Below are records. Copy every line with "Europe" in it.
>> BEGIN
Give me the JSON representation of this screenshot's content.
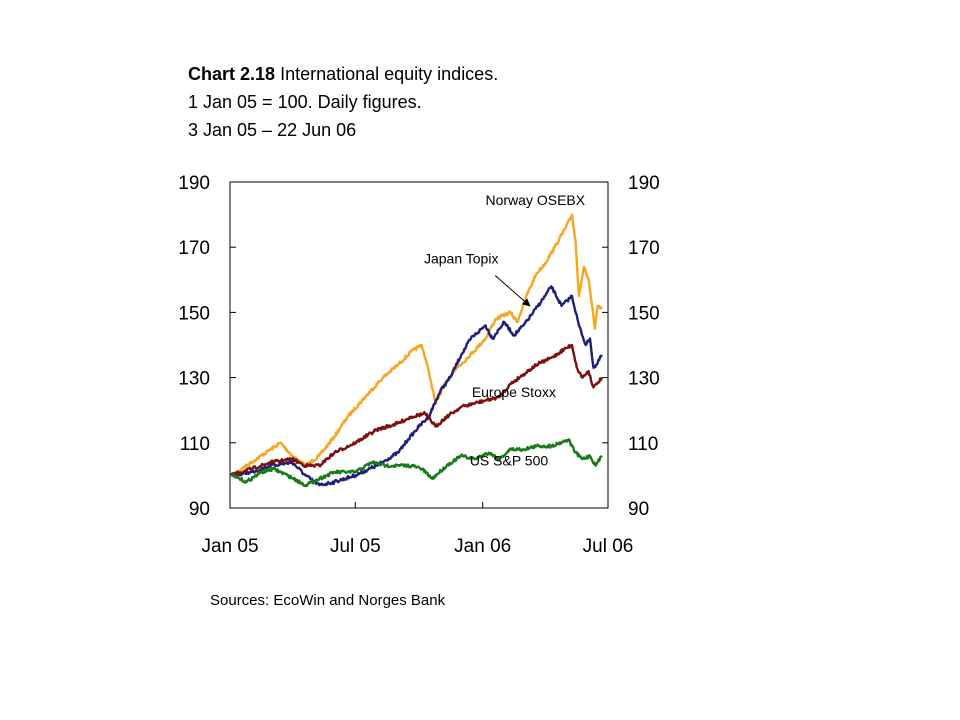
{
  "title": {
    "number": "Chart 2.18",
    "text": "International equity indices.",
    "line2": "1 Jan 05 = 100. Daily figures.",
    "line3": "3 Jan 05 – 22 Jun 06"
  },
  "source": "Sources: EcoWin and Norges Bank",
  "chart_data": {
    "type": "line",
    "x_unit": "date",
    "x_ticks": [
      {
        "date": "2005-01-01",
        "label": "Jan 05"
      },
      {
        "date": "2005-07-01",
        "label": "Jul 05"
      },
      {
        "date": "2006-01-01",
        "label": "Jan 06"
      },
      {
        "date": "2006-07-01",
        "label": "Jul 06"
      }
    ],
    "xlim": [
      "2005-01-01",
      "2006-07-01"
    ],
    "ylim": [
      90,
      190
    ],
    "y_ticks": [
      90,
      110,
      130,
      150,
      170,
      190
    ],
    "y_axes": "left and right",
    "grid": false,
    "series": [
      {
        "name": "Norway OSEBX",
        "color": "#F5A623",
        "points": [
          [
            "2005-01-03",
            100
          ],
          [
            "2005-02-01",
            104
          ],
          [
            "2005-03-01",
            108
          ],
          [
            "2005-03-15",
            110
          ],
          [
            "2005-04-01",
            106
          ],
          [
            "2005-04-20",
            103
          ],
          [
            "2005-05-10",
            106
          ],
          [
            "2005-06-01",
            112
          ],
          [
            "2005-06-20",
            118
          ],
          [
            "2005-07-15",
            124
          ],
          [
            "2005-08-10",
            130
          ],
          [
            "2005-09-01",
            134
          ],
          [
            "2005-09-20",
            138
          ],
          [
            "2005-10-05",
            140
          ],
          [
            "2005-10-15",
            132
          ],
          [
            "2005-10-25",
            122
          ],
          [
            "2005-11-05",
            127
          ],
          [
            "2005-11-20",
            132
          ],
          [
            "2005-12-10",
            136
          ],
          [
            "2006-01-05",
            142
          ],
          [
            "2006-01-20",
            148
          ],
          [
            "2006-02-10",
            150
          ],
          [
            "2006-02-20",
            147
          ],
          [
            "2006-03-05",
            155
          ],
          [
            "2006-03-20",
            162
          ],
          [
            "2006-04-01",
            165
          ],
          [
            "2006-04-15",
            170
          ],
          [
            "2006-05-01",
            176
          ],
          [
            "2006-05-10",
            180
          ],
          [
            "2006-05-15",
            172
          ],
          [
            "2006-05-20",
            155
          ],
          [
            "2006-05-27",
            164
          ],
          [
            "2006-06-03",
            160
          ],
          [
            "2006-06-08",
            152
          ],
          [
            "2006-06-12",
            145
          ],
          [
            "2006-06-16",
            152
          ],
          [
            "2006-06-22",
            151
          ]
        ]
      },
      {
        "name": "Japan Topix",
        "color": "#1F1F7A",
        "points": [
          [
            "2005-01-03",
            100
          ],
          [
            "2005-02-01",
            101
          ],
          [
            "2005-03-01",
            103
          ],
          [
            "2005-04-01",
            104
          ],
          [
            "2005-04-20",
            100
          ],
          [
            "2005-05-10",
            97
          ],
          [
            "2005-06-01",
            98
          ],
          [
            "2005-07-01",
            100
          ],
          [
            "2005-08-01",
            103
          ],
          [
            "2005-09-01",
            107
          ],
          [
            "2005-09-15",
            111
          ],
          [
            "2005-10-01",
            115
          ],
          [
            "2005-10-15",
            118
          ],
          [
            "2005-11-01",
            126
          ],
          [
            "2005-11-15",
            130
          ],
          [
            "2005-12-01",
            137
          ],
          [
            "2005-12-15",
            142
          ],
          [
            "2006-01-05",
            146
          ],
          [
            "2006-01-15",
            142
          ],
          [
            "2006-02-01",
            147
          ],
          [
            "2006-02-15",
            143
          ],
          [
            "2006-03-01",
            146
          ],
          [
            "2006-03-15",
            150
          ],
          [
            "2006-04-01",
            155
          ],
          [
            "2006-04-10",
            158
          ],
          [
            "2006-04-25",
            152
          ],
          [
            "2006-05-10",
            155
          ],
          [
            "2006-05-20",
            146
          ],
          [
            "2006-05-30",
            140
          ],
          [
            "2006-06-05",
            142
          ],
          [
            "2006-06-10",
            133
          ],
          [
            "2006-06-15",
            134
          ],
          [
            "2006-06-22",
            137
          ]
        ]
      },
      {
        "name": "Europe Stoxx",
        "color": "#7A1010",
        "points": [
          [
            "2005-01-03",
            100
          ],
          [
            "2005-02-01",
            102
          ],
          [
            "2005-03-01",
            104
          ],
          [
            "2005-04-01",
            105
          ],
          [
            "2005-04-20",
            103
          ],
          [
            "2005-05-10",
            103
          ],
          [
            "2005-06-01",
            107
          ],
          [
            "2005-07-01",
            110
          ],
          [
            "2005-08-01",
            114
          ],
          [
            "2005-09-01",
            116
          ],
          [
            "2005-09-20",
            118
          ],
          [
            "2005-10-10",
            119
          ],
          [
            "2005-10-25",
            115
          ],
          [
            "2005-11-10",
            118
          ],
          [
            "2005-12-01",
            121
          ],
          [
            "2006-01-05",
            123
          ],
          [
            "2006-01-25",
            124
          ],
          [
            "2006-02-10",
            128
          ],
          [
            "2006-03-01",
            131
          ],
          [
            "2006-03-20",
            134
          ],
          [
            "2006-04-10",
            136
          ],
          [
            "2006-05-01",
            139
          ],
          [
            "2006-05-10",
            140
          ],
          [
            "2006-05-17",
            133
          ],
          [
            "2006-05-25",
            130
          ],
          [
            "2006-06-03",
            132
          ],
          [
            "2006-06-10",
            127
          ],
          [
            "2006-06-15",
            128
          ],
          [
            "2006-06-22",
            130
          ]
        ]
      },
      {
        "name": "US S&P 500",
        "color": "#1A7A1A",
        "points": [
          [
            "2005-01-03",
            100
          ],
          [
            "2005-01-25",
            98
          ],
          [
            "2005-02-15",
            101
          ],
          [
            "2005-03-05",
            102
          ],
          [
            "2005-03-25",
            100
          ],
          [
            "2005-04-20",
            97
          ],
          [
            "2005-05-10",
            99
          ],
          [
            "2005-06-01",
            101
          ],
          [
            "2005-07-01",
            101
          ],
          [
            "2005-07-25",
            104
          ],
          [
            "2005-08-15",
            103
          ],
          [
            "2005-09-01",
            103
          ],
          [
            "2005-09-20",
            103
          ],
          [
            "2005-10-05",
            102
          ],
          [
            "2005-10-20",
            99
          ],
          [
            "2005-11-10",
            103
          ],
          [
            "2005-12-01",
            106
          ],
          [
            "2005-12-20",
            105
          ],
          [
            "2006-01-10",
            107
          ],
          [
            "2006-01-25",
            105
          ],
          [
            "2006-02-10",
            108
          ],
          [
            "2006-03-01",
            108
          ],
          [
            "2006-03-20",
            109
          ],
          [
            "2006-04-10",
            109
          ],
          [
            "2006-05-05",
            111
          ],
          [
            "2006-05-15",
            107
          ],
          [
            "2006-05-25",
            105
          ],
          [
            "2006-06-05",
            106
          ],
          [
            "2006-06-13",
            103
          ],
          [
            "2006-06-22",
            106
          ]
        ]
      }
    ],
    "annotations": [
      {
        "text": "Norway OSEBX",
        "x": "2006-03-18",
        "y": 183
      },
      {
        "text": "Japan Topix",
        "x": "2005-12-01",
        "y": 165,
        "arrow_to": [
          "2006-03-10",
          152
        ]
      },
      {
        "text": "Europe Stoxx",
        "x": "2006-02-15",
        "y": 124
      },
      {
        "text": "US S&P 500",
        "x": "2006-02-08",
        "y": 103
      }
    ]
  }
}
>> END
**Answer below:**
        "name": "Europe Stoxx",
        "text": "Europe Stoxx",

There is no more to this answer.